- _STATED EXERCISE_
Work out how many lines in the listing below include the word "this"; answer with the number alone.

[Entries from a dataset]
"""

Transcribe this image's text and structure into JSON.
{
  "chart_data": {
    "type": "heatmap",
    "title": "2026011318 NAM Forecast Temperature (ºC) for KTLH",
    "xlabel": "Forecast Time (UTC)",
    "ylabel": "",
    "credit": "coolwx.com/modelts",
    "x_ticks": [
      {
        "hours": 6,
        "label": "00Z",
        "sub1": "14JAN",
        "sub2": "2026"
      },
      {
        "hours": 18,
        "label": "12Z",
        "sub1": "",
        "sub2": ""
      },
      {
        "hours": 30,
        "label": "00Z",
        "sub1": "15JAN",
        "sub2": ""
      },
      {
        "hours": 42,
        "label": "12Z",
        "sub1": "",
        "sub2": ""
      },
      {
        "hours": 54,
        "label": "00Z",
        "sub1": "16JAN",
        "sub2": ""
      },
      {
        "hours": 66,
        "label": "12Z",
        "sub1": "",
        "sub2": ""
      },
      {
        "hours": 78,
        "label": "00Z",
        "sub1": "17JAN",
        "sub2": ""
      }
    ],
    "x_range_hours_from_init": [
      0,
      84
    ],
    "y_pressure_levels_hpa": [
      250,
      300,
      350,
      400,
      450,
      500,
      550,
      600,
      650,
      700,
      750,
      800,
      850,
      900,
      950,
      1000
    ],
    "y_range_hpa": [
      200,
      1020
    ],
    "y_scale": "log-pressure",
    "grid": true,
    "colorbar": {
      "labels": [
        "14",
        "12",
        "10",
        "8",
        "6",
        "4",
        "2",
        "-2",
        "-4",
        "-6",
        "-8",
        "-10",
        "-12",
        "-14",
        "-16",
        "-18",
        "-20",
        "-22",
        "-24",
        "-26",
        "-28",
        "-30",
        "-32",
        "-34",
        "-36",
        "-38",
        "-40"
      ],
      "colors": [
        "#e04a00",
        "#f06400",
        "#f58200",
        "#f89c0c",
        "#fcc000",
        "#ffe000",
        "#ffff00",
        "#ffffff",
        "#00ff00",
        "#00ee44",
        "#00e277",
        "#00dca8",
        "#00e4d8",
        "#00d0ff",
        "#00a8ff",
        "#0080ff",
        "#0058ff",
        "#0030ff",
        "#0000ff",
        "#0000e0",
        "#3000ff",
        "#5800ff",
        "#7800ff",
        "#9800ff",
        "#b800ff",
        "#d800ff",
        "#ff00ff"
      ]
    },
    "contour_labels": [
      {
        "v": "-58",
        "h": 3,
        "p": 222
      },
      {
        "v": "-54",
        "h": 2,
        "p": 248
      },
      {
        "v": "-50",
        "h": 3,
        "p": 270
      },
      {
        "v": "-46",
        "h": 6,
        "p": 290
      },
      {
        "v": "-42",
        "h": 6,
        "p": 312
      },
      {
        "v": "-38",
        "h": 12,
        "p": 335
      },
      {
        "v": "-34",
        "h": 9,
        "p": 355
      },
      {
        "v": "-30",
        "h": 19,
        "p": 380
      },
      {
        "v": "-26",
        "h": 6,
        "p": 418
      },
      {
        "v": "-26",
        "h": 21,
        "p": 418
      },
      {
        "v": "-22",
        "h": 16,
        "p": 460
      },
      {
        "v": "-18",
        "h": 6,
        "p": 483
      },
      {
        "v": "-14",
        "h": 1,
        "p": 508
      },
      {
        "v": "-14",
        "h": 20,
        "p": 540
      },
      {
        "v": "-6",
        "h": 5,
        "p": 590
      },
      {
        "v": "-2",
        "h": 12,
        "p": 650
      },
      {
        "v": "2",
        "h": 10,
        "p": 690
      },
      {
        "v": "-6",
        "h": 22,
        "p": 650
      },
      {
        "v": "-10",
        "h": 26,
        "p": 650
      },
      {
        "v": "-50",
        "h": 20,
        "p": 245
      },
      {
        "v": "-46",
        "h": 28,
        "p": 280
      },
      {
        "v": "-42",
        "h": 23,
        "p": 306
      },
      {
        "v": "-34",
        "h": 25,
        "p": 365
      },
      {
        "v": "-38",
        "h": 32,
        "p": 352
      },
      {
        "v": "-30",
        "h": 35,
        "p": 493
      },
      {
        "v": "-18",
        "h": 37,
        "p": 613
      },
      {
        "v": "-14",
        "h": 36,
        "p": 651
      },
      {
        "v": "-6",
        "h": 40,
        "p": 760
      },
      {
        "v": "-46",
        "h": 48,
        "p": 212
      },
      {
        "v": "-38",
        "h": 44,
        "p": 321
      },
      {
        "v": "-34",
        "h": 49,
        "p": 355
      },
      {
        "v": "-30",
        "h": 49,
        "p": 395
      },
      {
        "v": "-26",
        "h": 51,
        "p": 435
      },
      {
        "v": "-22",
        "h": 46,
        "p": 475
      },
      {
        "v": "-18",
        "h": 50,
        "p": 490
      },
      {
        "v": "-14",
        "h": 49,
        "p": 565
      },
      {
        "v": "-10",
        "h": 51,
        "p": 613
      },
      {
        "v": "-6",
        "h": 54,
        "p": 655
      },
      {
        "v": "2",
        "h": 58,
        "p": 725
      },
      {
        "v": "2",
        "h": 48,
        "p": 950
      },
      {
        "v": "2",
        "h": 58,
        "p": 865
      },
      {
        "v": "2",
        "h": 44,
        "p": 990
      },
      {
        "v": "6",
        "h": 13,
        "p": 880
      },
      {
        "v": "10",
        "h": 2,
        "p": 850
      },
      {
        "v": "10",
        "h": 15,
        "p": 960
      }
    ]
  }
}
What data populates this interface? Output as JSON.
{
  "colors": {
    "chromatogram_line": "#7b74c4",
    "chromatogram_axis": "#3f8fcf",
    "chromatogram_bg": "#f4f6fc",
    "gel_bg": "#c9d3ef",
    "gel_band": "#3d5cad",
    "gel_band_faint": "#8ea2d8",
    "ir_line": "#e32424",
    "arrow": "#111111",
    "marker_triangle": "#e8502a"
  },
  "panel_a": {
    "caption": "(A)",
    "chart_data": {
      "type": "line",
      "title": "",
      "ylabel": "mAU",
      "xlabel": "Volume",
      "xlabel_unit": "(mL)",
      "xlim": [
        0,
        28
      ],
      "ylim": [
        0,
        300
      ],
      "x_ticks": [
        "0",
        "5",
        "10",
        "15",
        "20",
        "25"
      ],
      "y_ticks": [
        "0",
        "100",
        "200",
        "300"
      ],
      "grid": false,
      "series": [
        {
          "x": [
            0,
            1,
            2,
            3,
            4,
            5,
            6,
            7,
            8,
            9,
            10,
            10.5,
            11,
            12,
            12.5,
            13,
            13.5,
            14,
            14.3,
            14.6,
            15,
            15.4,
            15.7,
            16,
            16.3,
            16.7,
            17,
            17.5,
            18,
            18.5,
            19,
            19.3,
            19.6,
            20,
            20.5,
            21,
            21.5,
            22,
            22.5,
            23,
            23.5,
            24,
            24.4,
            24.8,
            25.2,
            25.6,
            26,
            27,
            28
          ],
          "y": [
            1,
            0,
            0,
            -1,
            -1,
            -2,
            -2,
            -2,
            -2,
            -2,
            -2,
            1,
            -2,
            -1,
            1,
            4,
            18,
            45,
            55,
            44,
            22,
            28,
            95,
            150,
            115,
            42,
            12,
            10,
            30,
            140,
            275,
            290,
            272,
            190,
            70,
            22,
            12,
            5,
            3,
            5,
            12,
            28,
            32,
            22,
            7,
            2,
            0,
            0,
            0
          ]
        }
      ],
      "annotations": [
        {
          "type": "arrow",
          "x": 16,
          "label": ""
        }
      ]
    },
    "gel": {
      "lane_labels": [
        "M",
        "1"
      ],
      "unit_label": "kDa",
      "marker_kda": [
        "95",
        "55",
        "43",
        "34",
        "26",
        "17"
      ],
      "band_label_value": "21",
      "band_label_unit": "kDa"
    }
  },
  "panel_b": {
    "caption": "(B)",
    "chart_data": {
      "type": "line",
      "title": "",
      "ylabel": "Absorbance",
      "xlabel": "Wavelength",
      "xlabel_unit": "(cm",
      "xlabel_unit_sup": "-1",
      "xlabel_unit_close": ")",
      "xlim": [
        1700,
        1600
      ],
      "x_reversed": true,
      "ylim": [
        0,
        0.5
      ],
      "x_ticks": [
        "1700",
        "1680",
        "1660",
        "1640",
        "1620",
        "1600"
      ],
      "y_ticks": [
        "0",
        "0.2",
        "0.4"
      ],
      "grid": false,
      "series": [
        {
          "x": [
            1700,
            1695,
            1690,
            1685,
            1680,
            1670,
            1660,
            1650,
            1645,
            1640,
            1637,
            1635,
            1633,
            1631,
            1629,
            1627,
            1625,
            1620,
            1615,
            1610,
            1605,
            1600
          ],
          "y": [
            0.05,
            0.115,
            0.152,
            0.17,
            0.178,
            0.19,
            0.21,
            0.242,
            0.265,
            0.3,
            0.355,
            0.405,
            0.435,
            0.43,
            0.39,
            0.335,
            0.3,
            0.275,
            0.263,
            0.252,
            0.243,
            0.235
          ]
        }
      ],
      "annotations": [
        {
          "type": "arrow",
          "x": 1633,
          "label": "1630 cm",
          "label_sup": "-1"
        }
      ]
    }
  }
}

"""

- _WRITTEN SOLUTION_
2